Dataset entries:
---*---

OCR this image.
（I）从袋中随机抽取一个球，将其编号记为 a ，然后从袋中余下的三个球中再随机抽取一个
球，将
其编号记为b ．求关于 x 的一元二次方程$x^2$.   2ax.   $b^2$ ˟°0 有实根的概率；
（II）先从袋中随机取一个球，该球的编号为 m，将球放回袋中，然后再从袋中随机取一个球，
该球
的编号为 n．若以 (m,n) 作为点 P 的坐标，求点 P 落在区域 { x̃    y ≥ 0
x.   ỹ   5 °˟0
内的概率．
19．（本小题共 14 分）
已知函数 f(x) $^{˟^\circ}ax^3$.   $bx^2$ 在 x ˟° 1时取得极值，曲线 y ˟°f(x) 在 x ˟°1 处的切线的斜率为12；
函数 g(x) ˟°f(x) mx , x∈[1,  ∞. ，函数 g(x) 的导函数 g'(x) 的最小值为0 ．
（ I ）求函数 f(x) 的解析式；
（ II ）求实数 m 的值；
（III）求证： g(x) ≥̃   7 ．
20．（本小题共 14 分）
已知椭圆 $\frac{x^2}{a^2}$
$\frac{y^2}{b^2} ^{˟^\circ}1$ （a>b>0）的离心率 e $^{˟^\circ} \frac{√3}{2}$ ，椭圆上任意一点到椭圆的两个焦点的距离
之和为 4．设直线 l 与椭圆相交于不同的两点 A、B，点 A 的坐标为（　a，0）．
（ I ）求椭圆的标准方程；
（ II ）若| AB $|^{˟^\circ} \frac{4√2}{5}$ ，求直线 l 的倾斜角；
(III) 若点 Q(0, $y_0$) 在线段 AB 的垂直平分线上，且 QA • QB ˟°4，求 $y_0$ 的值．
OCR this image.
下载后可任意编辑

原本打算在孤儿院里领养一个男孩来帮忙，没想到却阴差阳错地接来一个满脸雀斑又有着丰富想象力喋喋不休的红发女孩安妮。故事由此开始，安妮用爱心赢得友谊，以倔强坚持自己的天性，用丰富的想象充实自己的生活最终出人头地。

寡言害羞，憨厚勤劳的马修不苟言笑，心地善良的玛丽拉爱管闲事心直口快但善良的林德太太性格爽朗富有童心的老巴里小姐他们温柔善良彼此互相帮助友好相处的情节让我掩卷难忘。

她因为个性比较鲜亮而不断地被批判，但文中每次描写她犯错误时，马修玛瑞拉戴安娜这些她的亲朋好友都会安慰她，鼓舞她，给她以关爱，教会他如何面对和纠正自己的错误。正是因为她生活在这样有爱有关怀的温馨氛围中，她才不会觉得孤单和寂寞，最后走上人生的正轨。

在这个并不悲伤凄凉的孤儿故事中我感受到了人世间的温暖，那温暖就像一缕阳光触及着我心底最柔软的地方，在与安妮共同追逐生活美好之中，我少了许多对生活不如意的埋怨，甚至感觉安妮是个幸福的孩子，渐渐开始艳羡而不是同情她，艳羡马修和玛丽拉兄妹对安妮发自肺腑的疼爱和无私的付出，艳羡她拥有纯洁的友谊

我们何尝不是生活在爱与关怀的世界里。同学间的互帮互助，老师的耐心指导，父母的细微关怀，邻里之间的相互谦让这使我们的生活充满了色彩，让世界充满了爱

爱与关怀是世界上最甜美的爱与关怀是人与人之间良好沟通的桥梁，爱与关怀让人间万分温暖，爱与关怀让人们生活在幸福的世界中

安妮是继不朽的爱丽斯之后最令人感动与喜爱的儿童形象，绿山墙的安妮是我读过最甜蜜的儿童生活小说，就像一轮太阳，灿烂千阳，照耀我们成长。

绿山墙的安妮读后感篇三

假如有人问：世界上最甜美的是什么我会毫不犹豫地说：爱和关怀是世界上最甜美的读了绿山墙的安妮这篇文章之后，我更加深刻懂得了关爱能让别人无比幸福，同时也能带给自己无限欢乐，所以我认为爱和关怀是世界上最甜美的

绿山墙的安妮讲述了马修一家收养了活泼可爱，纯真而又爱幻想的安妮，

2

---*---

# Given request:
Copy each line that holds the word "frac".

# Answer:
已知椭圆 $\frac{x^2}{a^2}$
$\frac{y^2}{b^2} ^{˟^\circ}1$ （a>b>0）的离心率 e $^{˟^\circ} \frac{√3}{2}$ ，椭圆上任意一点到椭圆的两个焦点的距离
（ II ）若| AB $|^{˟^\circ} \frac{4√2}{5}$ ，求直线 l 的倾斜角；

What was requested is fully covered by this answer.